• _Records from a collection_:
——————————
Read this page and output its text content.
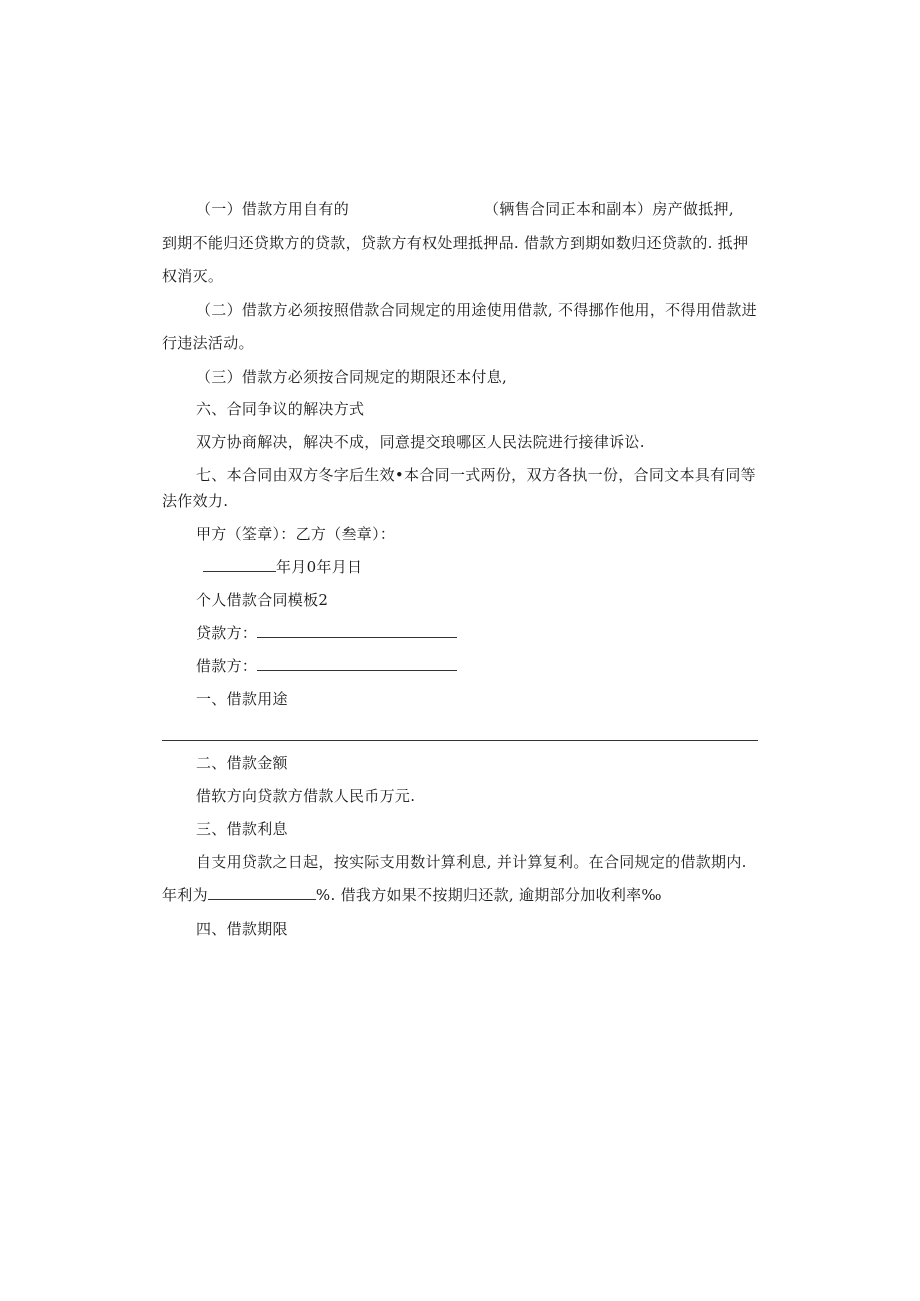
（一）借款方用自有的	（辆售合同正本和副本）房产做抵押,
到期不能归还贷欺方的贷款，贷款方有权处理抵押品. 借款方到期如数归还贷款的. 抵押
权消灭。
（二）借款方必须按照借款合同规定的用途使用借款, 不得挪作他用，不得用借款进
行违法活动。
（三）借款方必须按合同规定的期限还本付息,
六、合同争议的解决方式
双方协商解决，解决不成，同意提交琅哪区人民法院进行接律诉讼.
七、本合同由双方冬字后生效•本合同一式两份，双方各执一份，合同文本具有同等
法作效力.
甲方（筌章）：乙方（叁章）：
年月0年月日
个人借款合同模板2
贷款方：
借款方：
一、借款用途
二、借款金额
借软方向贷款方借款人民币万元.
三、借款利息
自支用贷款之日起，按实际支用数计算利息, 并计算复利。在合同规定的借款期内.
年利为	%. 借我方如果不按期归还款, 逾期部分加收利率‰
四、借款期限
——————————
• _DIRECTIONS FOR THIS TASK_: Please set down each line of the data above exactly as written, without the pictures.

• _WRITTEN REPLY_:
Read this page and output its text content.
（一）借款方用自有的	（辆售合同正本和副本）房产做抵押,
到期不能归还贷欺方的贷款，贷款方有权处理抵押品. 借款方到期如数归还贷款的. 抵押
权消灭。
（二）借款方必须按照借款合同规定的用途使用借款, 不得挪作他用，不得用借款进
行违法活动。
（三）借款方必须按合同规定的期限还本付息,
六、合同争议的解决方式
双方协商解决，解决不成，同意提交琅哪区人民法院进行接律诉讼.
七、本合同由双方冬字后生效•本合同一式两份，双方各执一份，合同文本具有同等
法作效力.
甲方（筌章）：乙方（叁章）：
年月0年月日
个人借款合同模板2
贷款方：
借款方：
一、借款用途
二、借款金额
借软方向贷款方借款人民币万元.
三、借款利息
自支用贷款之日起，按实际支用数计算利息, 并计算复利。在合同规定的借款期内.
年利为	%. 借我方如果不按期归还款, 逾期部分加收利率‰
四、借款期限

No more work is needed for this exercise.